__To do__.
Everything from the line with "Read all visible content and emit it as JSON." to the end of the data should be restated word for word, and nothing before it.

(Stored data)
_ _ _

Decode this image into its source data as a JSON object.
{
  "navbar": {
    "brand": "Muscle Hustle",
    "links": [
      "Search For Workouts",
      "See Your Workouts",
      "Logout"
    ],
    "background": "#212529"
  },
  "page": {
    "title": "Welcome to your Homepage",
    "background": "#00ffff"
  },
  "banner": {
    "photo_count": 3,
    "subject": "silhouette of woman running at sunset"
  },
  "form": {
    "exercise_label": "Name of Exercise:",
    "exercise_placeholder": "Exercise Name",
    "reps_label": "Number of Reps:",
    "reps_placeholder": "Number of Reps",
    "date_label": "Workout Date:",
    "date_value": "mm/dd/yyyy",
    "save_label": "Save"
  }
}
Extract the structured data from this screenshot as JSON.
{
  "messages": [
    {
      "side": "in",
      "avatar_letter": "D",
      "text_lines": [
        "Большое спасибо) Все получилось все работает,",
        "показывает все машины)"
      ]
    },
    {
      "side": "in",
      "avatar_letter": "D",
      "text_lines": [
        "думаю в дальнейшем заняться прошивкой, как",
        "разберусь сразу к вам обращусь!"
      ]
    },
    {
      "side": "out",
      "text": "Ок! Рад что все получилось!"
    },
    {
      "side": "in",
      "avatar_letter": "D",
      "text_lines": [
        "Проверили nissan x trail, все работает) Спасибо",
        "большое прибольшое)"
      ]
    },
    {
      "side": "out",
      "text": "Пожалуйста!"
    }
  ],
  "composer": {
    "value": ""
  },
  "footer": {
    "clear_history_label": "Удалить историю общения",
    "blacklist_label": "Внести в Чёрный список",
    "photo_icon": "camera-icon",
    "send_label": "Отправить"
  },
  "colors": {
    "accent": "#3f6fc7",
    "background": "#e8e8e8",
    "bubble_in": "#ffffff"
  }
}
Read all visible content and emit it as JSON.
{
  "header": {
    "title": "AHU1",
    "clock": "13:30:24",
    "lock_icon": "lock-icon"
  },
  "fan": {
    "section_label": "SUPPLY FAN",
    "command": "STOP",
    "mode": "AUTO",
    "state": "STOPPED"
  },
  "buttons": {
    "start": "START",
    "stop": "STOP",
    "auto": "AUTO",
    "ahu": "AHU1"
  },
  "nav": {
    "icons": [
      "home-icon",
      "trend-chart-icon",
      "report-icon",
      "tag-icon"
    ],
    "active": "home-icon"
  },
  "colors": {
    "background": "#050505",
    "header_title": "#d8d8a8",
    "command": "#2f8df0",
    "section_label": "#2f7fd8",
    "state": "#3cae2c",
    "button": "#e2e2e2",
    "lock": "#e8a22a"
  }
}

_ _ _

__Result__.
Read all visible content and emit it as JSON.
{
  "header": {
    "title": "AHU1",
    "clock": "13:30:24",
    "lock_icon": "lock-icon"
  },
  "fan": {
    "section_label": "SUPPLY FAN",
    "command": "STOP",
    "mode": "AUTO",
    "state": "STOPPED"
  },
  "buttons": {
    "start": "START",
    "stop": "STOP",
    "auto": "AUTO",
    "ahu": "AHU1"
  },
  "nav": {
    "icons": [
      "home-icon",
      "trend-chart-icon",
      "report-icon",
      "tag-icon"
    ],
    "active": "home-icon"
  },
  "colors": {
    "background": "#050505",
    "header_title": "#d8d8a8",
    "command": "#2f8df0",
    "section_label": "#2f7fd8",
    "state": "#3cae2c",
    "button": "#e2e2e2",
    "lock": "#e8a22a"
  }
}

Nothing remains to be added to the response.